## Start

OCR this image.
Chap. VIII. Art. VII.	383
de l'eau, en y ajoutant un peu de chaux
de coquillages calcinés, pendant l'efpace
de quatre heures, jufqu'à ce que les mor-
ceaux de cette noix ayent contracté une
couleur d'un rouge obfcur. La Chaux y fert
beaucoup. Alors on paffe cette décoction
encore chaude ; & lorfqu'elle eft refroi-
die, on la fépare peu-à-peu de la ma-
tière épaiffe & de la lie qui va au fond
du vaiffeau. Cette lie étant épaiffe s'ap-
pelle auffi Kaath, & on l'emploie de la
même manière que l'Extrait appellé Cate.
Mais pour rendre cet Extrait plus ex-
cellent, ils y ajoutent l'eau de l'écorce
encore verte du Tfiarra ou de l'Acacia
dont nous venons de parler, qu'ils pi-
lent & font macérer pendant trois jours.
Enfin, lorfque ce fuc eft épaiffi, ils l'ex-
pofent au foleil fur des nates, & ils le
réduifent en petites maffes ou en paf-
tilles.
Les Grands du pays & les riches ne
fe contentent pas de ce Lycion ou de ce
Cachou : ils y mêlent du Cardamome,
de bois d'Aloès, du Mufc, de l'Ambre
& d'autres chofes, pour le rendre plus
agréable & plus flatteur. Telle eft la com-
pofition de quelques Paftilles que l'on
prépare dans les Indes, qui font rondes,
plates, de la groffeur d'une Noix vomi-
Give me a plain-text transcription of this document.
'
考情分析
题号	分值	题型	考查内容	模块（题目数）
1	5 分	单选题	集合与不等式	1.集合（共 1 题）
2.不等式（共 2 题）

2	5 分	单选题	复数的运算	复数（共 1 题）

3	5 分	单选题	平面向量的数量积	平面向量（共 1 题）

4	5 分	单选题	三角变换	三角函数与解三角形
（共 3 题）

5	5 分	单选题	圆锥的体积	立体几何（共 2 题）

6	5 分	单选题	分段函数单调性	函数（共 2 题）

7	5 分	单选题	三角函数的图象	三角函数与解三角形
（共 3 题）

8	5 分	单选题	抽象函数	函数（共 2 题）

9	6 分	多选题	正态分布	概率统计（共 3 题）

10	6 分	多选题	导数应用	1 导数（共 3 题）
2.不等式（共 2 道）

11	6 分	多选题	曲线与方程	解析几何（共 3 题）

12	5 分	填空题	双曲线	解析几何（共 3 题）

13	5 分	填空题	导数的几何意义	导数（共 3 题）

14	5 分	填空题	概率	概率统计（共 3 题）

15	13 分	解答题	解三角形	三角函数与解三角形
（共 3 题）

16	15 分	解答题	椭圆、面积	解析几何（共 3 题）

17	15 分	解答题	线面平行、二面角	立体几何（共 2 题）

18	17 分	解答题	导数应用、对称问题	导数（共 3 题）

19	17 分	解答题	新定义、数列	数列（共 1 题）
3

## End

Written exercise: Look through the entries and work out how many lines have the word "this" in them; reply with that number only.

The answer: 2